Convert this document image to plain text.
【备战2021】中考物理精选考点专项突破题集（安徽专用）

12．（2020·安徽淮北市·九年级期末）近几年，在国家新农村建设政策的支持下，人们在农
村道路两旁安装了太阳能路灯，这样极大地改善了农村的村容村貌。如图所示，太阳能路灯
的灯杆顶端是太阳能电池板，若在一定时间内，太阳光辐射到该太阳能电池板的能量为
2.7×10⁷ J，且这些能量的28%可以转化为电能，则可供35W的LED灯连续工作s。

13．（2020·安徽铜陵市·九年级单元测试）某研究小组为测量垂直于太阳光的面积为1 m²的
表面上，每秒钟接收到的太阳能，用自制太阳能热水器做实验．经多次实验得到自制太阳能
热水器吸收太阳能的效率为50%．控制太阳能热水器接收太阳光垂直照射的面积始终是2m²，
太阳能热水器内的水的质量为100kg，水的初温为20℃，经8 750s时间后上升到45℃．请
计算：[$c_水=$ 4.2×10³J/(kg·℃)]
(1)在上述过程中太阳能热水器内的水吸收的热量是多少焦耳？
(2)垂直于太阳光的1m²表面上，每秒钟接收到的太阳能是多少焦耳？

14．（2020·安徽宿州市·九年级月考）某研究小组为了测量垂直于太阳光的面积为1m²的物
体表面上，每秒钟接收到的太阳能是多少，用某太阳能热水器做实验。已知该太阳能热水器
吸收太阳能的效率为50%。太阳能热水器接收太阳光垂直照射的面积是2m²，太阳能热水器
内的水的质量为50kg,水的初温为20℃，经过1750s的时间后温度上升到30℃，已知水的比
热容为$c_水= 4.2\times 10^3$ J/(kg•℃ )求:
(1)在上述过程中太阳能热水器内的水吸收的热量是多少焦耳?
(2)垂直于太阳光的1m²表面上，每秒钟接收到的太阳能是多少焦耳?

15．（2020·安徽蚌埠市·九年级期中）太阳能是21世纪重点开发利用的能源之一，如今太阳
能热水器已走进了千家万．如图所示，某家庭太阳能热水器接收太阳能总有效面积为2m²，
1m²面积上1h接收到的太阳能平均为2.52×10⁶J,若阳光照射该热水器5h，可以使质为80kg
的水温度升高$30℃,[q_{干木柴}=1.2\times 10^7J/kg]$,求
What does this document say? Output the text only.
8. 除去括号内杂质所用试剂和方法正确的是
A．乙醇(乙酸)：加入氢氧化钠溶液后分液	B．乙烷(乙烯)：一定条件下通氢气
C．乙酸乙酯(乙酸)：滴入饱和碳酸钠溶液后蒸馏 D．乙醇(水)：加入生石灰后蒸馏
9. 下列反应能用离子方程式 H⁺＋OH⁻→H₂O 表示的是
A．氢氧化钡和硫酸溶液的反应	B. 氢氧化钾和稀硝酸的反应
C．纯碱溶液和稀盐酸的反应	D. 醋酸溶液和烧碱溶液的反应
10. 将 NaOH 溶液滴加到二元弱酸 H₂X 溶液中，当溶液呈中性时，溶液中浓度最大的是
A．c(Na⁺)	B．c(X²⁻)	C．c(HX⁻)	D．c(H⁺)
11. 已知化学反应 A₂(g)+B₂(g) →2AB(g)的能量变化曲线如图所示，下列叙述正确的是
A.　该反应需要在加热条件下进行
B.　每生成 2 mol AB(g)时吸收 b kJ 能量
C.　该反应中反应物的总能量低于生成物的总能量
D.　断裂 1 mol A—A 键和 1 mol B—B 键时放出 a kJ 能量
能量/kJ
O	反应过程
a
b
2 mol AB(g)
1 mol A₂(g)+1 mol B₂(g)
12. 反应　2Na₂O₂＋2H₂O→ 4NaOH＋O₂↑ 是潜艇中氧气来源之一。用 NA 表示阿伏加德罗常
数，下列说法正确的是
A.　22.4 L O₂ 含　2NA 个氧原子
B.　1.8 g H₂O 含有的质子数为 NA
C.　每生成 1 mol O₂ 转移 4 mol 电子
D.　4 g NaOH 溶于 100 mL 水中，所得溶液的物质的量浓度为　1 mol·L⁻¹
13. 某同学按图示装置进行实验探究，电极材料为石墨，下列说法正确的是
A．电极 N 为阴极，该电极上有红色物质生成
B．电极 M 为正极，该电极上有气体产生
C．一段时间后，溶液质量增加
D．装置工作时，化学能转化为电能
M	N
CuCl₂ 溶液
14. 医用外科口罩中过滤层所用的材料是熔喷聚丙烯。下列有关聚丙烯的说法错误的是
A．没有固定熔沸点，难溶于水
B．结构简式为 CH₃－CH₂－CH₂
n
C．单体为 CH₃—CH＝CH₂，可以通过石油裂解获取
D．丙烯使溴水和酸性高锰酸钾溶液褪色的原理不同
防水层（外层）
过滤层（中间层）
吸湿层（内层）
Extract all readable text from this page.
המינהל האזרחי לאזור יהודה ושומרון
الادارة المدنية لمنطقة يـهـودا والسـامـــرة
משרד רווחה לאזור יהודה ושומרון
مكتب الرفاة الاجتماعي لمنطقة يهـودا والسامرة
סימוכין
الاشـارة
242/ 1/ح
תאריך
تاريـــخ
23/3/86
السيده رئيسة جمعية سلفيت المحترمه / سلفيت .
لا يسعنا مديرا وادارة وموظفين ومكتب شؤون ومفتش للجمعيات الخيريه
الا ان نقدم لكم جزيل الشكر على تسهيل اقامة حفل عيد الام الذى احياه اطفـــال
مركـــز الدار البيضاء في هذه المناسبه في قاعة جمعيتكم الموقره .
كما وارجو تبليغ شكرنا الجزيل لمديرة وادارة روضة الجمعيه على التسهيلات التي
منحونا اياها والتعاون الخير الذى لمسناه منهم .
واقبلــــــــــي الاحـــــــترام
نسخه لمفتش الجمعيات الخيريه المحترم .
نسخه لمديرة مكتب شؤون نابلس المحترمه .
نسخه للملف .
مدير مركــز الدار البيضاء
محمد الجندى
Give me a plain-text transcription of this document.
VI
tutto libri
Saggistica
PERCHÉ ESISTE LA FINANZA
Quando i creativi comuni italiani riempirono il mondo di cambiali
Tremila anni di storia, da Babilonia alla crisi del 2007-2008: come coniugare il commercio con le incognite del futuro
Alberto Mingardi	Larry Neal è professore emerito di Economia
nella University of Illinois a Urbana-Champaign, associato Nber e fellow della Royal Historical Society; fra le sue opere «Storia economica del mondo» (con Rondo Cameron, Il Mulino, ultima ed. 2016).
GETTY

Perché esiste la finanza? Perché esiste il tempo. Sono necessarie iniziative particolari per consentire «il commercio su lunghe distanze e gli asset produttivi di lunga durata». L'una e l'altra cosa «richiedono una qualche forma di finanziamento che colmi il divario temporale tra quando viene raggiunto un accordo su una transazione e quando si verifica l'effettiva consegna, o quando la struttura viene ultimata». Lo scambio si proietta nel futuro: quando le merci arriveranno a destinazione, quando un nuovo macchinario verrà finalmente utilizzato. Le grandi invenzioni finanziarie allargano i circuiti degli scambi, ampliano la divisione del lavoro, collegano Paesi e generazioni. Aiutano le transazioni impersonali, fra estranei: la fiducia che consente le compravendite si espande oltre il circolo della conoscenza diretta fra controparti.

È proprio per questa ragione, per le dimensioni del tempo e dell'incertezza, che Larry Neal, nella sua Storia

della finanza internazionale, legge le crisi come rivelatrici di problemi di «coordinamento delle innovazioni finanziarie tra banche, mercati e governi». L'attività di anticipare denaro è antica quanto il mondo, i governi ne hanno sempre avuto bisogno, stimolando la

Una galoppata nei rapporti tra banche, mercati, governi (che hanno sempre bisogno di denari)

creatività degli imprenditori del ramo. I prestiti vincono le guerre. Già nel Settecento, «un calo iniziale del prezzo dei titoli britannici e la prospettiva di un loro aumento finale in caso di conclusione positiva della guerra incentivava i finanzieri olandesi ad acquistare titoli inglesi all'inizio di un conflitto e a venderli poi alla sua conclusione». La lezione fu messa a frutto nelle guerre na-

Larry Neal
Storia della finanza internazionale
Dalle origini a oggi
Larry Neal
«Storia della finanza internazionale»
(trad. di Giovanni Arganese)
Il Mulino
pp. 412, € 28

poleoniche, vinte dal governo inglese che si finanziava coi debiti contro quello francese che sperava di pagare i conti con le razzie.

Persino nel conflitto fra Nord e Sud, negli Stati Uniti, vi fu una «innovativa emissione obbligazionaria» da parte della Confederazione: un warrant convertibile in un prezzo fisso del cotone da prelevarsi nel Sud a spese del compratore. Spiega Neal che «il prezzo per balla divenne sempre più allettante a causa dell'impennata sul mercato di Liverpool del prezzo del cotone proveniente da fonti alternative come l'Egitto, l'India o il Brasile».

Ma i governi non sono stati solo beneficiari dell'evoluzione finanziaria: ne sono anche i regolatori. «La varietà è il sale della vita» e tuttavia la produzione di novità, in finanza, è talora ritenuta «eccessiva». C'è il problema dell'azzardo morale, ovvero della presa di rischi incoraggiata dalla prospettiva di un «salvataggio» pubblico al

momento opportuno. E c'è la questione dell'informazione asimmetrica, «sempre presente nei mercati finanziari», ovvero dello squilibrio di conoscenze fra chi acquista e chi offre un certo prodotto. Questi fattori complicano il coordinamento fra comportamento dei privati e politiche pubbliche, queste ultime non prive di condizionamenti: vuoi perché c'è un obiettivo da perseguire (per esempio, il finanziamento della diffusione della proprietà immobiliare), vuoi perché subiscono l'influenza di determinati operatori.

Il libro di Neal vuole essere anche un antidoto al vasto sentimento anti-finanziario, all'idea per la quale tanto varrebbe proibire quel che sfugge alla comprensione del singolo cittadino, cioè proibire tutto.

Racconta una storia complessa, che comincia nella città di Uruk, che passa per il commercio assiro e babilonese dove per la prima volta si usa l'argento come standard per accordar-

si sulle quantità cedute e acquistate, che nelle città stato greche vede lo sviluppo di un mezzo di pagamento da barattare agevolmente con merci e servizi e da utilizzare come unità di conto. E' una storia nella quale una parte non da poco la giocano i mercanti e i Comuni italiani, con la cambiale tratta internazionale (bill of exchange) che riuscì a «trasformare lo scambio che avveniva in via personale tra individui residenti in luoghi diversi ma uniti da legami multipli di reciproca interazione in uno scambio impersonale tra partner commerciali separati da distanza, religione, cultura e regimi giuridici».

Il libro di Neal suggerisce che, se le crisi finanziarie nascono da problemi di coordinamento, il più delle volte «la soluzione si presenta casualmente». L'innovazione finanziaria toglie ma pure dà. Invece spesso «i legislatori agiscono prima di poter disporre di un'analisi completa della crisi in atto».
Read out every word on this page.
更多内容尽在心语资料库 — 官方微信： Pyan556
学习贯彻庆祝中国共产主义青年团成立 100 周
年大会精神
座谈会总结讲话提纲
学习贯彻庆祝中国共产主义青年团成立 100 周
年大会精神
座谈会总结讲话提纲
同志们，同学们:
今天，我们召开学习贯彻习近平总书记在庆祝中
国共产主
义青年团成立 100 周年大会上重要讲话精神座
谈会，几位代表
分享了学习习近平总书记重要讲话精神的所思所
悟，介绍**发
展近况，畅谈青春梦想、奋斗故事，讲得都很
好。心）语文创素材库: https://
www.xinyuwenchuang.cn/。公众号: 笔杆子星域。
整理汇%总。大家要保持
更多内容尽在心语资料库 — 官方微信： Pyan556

DO THIS ▸
Reproduce only the lines between the line containing "Read out every word on this page." and the last line of the records, those two lines included, exactly.

ANSWER TO THIS TASK ▸
Read out every word on this page.
更多内容尽在心语资料库 — 官方微信： Pyan556
学习贯彻庆祝中国共产主义青年团成立 100 周
年大会精神
座谈会总结讲话提纲
学习贯彻庆祝中国共产主义青年团成立 100 周
年大会精神
座谈会总结讲话提纲
同志们，同学们:
今天，我们召开学习贯彻习近平总书记在庆祝中
国共产主
义青年团成立 100 周年大会上重要讲话精神座
谈会，几位代表
分享了学习习近平总书记重要讲话精神的所思所
悟，介绍**发
展近况，畅谈青春梦想、奋斗故事，讲得都很
好。心）语文创素材库: https://
www.xinyuwenchuang.cn/。公众号: 笔杆子星域。
整理汇%总。大家要保持
更多内容尽在心语资料库 — 官方微信： Pyan556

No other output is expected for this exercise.